Objective >>
Go through the material and pull out every line with the string "views" in it.

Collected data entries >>
☆ ☆ ☆
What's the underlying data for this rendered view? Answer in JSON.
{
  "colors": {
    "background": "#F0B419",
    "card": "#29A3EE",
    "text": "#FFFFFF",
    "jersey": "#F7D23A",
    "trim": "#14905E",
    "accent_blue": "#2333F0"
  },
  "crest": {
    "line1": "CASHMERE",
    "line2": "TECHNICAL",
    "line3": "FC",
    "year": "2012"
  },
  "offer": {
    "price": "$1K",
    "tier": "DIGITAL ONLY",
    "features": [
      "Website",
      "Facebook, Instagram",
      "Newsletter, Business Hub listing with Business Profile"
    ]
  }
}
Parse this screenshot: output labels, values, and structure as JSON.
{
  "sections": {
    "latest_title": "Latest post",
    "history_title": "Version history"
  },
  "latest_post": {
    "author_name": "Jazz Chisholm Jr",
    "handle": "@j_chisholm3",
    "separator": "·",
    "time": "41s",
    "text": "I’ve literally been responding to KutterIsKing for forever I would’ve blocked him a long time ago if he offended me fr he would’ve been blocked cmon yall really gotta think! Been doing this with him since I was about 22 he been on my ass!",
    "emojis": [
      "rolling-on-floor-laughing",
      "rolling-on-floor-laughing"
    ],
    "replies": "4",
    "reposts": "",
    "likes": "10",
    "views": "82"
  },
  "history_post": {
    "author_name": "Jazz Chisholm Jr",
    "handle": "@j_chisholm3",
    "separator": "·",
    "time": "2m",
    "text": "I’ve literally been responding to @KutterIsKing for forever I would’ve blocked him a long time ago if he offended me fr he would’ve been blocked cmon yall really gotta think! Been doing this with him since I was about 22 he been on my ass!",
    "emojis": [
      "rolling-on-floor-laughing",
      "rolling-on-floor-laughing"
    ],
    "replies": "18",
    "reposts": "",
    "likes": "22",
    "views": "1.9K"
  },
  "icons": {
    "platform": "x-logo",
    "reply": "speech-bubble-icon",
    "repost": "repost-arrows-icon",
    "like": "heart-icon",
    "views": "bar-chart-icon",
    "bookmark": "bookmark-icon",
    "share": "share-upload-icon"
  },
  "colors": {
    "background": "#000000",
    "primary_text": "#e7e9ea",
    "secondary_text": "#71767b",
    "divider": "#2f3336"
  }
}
☆ ☆ ☆
Result of the exercise >>
    "views": "82"
    "views": "1.9K"
    "views": "bar-chart-icon",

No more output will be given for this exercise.